◆ **Provided entries**:
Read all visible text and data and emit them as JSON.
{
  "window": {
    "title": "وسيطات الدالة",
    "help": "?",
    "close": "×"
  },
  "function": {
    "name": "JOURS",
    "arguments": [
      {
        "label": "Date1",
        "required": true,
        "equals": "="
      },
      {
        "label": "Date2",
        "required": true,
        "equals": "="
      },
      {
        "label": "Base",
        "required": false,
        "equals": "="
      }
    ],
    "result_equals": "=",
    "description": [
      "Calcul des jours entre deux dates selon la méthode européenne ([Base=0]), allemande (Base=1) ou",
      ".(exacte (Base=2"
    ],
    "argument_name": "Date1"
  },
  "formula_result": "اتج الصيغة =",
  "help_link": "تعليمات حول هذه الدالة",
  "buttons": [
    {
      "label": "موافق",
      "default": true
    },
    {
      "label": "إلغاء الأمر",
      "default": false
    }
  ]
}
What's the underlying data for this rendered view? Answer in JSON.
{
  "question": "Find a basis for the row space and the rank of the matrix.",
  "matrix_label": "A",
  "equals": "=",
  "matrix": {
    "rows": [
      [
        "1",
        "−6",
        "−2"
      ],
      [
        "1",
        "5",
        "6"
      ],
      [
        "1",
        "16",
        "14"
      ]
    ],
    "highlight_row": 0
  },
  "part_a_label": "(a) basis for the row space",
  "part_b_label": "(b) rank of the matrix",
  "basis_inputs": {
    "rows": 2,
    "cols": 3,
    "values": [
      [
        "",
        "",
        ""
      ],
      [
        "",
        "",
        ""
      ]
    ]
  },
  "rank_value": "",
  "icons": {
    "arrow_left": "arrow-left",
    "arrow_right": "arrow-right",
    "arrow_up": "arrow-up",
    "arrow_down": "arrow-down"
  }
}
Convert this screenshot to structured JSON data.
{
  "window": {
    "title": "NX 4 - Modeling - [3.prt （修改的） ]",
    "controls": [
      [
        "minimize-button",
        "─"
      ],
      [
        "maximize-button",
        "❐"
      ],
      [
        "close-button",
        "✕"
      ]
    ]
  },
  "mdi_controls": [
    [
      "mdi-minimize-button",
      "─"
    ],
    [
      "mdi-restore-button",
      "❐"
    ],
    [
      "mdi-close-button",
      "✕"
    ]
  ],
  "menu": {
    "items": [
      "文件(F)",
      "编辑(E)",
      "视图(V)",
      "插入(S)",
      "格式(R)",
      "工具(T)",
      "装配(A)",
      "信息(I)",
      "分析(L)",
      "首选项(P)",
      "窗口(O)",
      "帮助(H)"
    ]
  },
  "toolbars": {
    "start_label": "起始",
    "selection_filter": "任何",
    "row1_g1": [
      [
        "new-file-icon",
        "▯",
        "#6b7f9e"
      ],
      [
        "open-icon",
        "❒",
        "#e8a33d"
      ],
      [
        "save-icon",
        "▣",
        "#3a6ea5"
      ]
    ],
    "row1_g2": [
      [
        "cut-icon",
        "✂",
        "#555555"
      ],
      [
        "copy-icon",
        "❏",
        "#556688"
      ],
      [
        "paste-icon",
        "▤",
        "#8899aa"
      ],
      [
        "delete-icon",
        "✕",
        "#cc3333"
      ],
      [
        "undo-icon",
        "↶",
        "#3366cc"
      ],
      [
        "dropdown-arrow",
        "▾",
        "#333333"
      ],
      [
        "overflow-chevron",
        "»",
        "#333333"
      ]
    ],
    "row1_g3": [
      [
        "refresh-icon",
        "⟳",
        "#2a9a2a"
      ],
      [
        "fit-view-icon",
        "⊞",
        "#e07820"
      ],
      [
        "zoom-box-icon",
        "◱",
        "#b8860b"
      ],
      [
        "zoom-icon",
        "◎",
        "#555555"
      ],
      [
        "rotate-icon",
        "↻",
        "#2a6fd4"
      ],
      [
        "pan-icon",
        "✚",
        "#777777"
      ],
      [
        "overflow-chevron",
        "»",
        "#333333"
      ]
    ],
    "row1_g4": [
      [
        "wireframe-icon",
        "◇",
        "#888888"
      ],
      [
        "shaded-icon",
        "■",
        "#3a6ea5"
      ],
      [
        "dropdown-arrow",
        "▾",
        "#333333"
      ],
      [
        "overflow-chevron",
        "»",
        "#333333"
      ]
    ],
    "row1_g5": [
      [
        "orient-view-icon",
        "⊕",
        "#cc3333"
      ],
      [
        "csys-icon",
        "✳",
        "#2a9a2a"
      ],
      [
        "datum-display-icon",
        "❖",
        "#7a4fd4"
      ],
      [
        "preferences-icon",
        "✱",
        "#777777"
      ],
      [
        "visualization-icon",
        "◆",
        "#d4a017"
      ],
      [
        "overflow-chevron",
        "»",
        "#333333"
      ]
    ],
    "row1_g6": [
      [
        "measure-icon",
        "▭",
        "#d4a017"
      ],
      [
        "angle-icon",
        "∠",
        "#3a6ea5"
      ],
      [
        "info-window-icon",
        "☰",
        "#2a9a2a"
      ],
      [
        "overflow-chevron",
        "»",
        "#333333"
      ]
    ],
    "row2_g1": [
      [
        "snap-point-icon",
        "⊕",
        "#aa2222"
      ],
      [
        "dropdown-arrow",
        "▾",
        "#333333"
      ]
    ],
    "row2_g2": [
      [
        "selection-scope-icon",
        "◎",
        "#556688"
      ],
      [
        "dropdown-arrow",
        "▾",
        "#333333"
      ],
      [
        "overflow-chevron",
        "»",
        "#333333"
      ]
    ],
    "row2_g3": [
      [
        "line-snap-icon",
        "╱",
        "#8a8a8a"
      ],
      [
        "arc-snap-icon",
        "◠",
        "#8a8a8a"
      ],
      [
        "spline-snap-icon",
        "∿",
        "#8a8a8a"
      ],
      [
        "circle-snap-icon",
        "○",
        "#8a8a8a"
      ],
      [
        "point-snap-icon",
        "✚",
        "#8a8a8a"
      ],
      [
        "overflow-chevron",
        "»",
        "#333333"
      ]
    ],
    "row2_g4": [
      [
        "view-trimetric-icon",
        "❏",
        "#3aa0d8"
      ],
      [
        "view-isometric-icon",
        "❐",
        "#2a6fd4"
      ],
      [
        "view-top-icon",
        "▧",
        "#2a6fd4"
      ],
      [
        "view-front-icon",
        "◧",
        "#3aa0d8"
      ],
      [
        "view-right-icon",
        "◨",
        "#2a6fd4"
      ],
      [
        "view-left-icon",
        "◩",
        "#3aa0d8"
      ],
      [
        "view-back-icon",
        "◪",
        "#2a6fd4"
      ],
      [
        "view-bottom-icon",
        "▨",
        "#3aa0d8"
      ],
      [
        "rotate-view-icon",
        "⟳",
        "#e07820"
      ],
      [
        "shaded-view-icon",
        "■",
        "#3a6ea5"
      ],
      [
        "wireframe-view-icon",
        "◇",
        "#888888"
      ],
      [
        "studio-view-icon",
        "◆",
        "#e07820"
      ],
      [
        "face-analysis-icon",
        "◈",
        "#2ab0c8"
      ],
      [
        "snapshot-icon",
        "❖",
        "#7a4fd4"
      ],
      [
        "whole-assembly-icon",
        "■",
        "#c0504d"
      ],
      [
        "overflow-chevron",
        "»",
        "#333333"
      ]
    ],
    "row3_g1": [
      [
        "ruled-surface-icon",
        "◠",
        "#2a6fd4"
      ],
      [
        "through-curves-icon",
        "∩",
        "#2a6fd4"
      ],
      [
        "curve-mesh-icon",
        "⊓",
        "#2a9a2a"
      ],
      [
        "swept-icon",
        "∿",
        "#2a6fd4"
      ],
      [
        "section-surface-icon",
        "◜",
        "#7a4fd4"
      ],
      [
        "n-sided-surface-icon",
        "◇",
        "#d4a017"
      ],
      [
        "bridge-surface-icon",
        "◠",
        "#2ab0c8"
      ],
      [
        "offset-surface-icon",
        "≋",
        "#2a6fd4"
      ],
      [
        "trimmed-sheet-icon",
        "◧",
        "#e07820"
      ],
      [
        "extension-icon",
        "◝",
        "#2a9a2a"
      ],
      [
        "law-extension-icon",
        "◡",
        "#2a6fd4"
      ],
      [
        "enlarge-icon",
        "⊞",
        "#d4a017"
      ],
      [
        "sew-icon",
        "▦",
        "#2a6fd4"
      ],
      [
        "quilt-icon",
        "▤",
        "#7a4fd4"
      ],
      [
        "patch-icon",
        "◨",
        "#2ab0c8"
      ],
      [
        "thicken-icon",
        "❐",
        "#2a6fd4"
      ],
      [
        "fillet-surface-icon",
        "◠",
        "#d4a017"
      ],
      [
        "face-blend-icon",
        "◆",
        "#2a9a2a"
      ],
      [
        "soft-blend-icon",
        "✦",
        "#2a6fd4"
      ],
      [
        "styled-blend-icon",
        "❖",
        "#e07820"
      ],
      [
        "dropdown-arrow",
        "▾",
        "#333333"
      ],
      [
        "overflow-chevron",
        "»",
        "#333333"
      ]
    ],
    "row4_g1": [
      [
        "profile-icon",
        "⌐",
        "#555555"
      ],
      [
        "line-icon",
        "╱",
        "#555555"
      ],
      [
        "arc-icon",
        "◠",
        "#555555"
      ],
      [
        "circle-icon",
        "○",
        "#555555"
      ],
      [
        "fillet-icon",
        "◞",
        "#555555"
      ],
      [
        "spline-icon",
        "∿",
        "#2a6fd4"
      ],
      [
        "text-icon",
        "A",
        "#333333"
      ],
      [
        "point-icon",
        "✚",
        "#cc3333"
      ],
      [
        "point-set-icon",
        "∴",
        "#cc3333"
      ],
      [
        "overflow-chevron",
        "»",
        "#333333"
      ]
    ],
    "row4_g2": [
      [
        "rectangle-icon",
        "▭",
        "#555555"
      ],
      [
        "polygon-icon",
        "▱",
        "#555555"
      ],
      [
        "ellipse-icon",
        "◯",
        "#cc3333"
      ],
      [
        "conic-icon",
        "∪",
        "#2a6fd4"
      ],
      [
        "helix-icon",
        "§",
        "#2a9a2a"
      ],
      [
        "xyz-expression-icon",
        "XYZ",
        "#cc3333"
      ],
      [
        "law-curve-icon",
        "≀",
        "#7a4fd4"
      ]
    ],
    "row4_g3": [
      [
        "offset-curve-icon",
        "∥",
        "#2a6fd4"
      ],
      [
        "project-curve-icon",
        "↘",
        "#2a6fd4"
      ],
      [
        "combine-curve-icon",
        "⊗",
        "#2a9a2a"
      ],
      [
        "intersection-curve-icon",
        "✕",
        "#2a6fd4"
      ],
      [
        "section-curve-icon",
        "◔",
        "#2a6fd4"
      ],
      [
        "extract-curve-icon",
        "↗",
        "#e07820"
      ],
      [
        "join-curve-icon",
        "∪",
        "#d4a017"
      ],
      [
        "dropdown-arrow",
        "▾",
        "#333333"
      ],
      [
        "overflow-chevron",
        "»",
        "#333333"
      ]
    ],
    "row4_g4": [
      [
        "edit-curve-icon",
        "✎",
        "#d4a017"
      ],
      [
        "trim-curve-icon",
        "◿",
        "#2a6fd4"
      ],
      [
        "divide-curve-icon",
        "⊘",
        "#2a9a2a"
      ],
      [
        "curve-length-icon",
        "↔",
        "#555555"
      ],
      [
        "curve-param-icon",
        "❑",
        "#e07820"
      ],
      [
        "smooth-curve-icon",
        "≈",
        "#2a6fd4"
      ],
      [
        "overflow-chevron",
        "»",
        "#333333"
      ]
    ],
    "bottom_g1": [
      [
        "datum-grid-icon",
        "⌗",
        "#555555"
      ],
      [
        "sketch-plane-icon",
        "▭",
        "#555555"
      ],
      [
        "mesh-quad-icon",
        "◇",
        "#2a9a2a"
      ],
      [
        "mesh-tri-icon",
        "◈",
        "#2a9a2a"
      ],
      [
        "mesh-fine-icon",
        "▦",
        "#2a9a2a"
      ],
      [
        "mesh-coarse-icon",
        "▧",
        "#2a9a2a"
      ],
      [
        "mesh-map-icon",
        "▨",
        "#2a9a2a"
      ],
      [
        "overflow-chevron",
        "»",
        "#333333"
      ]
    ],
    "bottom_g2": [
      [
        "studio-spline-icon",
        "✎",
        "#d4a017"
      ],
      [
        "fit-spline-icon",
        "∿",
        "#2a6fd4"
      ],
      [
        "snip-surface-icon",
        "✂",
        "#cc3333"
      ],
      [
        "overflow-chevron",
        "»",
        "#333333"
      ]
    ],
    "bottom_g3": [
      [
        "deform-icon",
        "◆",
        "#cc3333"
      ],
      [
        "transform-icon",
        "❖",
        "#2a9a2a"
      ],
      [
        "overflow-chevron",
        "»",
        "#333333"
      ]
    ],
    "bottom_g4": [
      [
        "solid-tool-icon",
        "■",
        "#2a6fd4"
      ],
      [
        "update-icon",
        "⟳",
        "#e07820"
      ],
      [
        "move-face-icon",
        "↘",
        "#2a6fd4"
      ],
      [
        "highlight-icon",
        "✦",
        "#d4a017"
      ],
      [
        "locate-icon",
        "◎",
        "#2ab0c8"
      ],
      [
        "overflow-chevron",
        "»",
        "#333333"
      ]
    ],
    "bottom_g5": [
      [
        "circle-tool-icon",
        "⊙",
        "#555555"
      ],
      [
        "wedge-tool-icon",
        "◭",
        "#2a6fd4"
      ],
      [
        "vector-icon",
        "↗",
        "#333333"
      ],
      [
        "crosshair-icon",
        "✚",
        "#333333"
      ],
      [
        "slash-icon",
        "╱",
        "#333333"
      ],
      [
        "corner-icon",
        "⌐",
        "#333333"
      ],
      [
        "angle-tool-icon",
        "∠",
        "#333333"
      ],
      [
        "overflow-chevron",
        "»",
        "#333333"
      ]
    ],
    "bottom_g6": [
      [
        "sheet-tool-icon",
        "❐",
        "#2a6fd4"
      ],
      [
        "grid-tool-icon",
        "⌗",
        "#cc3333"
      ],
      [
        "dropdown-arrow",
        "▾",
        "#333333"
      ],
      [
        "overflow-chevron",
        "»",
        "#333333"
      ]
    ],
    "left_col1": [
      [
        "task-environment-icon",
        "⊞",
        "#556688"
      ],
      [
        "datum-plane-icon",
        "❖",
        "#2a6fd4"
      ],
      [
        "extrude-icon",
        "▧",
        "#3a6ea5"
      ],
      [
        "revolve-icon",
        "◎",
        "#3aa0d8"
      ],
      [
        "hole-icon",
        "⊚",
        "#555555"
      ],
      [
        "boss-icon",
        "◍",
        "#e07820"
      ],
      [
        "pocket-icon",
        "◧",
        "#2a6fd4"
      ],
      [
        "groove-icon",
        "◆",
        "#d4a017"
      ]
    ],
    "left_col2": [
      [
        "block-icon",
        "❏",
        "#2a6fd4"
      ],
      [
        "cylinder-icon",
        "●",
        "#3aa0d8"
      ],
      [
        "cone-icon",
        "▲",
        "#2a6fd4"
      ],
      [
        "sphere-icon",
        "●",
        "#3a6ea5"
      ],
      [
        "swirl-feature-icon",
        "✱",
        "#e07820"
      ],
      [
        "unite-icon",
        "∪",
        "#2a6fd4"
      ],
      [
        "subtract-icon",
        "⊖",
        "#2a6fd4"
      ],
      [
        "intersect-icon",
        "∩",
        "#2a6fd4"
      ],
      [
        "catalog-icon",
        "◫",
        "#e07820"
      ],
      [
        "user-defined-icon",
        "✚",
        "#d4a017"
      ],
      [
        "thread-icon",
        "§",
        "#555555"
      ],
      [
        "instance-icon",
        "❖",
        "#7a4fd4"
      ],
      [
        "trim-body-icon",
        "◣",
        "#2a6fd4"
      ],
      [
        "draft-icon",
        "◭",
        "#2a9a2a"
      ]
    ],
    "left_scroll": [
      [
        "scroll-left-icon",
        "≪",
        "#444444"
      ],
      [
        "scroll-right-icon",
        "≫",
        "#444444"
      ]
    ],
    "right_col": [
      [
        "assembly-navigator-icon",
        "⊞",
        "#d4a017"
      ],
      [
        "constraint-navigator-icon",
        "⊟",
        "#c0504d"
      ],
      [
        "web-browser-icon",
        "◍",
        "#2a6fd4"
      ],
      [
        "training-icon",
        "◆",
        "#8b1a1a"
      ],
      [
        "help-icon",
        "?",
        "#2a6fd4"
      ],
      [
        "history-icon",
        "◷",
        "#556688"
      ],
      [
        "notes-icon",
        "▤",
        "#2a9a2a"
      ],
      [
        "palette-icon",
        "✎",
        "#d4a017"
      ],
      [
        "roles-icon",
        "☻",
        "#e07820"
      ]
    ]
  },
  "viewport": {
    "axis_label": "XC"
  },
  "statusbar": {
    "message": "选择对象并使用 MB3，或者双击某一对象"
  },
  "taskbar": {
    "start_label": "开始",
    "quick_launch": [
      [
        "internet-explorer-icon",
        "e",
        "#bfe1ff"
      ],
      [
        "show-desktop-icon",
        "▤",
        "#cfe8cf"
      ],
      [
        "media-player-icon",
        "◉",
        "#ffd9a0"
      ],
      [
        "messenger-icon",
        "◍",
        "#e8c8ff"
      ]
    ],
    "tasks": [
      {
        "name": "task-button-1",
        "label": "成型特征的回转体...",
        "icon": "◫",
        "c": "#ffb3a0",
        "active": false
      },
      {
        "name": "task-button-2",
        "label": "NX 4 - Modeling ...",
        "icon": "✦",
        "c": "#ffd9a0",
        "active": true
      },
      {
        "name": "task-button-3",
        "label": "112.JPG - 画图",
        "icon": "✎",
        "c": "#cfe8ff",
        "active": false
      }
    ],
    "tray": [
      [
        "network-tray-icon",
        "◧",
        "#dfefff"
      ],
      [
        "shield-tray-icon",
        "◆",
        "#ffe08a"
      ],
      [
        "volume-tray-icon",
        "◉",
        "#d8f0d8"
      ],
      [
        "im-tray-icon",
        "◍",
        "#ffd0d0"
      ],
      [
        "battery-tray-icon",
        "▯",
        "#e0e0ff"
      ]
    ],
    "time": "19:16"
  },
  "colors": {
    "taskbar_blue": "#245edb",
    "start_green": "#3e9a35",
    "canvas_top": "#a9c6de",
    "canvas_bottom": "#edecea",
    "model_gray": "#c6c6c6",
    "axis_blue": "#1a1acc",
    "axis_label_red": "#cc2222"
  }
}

◆ **Exercise instructions**: Above are the records. Copy every line in them holding "close".

◆ **Result of this task**:
    "close": "×"
        "close-button",
      "mdi-close-button",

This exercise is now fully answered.